WRITTEN PROBLEM | Each record needs to be echoed exactly; can you do that?

THE INPUT |
:::::

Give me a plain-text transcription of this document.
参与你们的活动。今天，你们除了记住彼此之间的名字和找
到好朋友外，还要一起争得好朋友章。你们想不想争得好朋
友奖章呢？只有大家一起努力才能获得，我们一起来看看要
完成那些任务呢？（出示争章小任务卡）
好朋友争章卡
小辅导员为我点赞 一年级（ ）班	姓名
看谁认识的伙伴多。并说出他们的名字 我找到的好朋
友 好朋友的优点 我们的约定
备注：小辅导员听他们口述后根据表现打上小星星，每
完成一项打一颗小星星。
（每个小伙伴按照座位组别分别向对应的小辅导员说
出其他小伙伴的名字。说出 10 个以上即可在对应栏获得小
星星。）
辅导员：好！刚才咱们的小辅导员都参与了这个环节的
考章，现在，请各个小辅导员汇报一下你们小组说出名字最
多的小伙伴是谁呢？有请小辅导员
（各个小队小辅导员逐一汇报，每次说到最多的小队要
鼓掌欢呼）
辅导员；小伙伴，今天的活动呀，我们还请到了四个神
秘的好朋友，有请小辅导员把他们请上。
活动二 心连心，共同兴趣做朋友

:::::

EXPECTED ANSWER |
Give me a plain-text transcription of this document.
参与你们的活动。今天，你们除了记住彼此之间的名字和找
到好朋友外，还要一起争得好朋友章。你们想不想争得好朋
友奖章呢？只有大家一起努力才能获得，我们一起来看看要
完成那些任务呢？（出示争章小任务卡）
好朋友争章卡
小辅导员为我点赞 一年级（ ）班	姓名
看谁认识的伙伴多。并说出他们的名字 我找到的好朋
友 好朋友的优点 我们的约定
备注：小辅导员听他们口述后根据表现打上小星星，每
完成一项打一颗小星星。
（每个小伙伴按照座位组别分别向对应的小辅导员说
出其他小伙伴的名字。说出 10 个以上即可在对应栏获得小
星星。）
辅导员：好！刚才咱们的小辅导员都参与了这个环节的
考章，现在，请各个小辅导员汇报一下你们小组说出名字最
多的小伙伴是谁呢？有请小辅导员
（各个小队小辅导员逐一汇报，每次说到最多的小队要
鼓掌欢呼）
辅导员；小伙伴，今天的活动呀，我们还请到了四个神
秘的好朋友，有请小辅导员把他们请上。
活动二 心连心，共同兴趣做朋友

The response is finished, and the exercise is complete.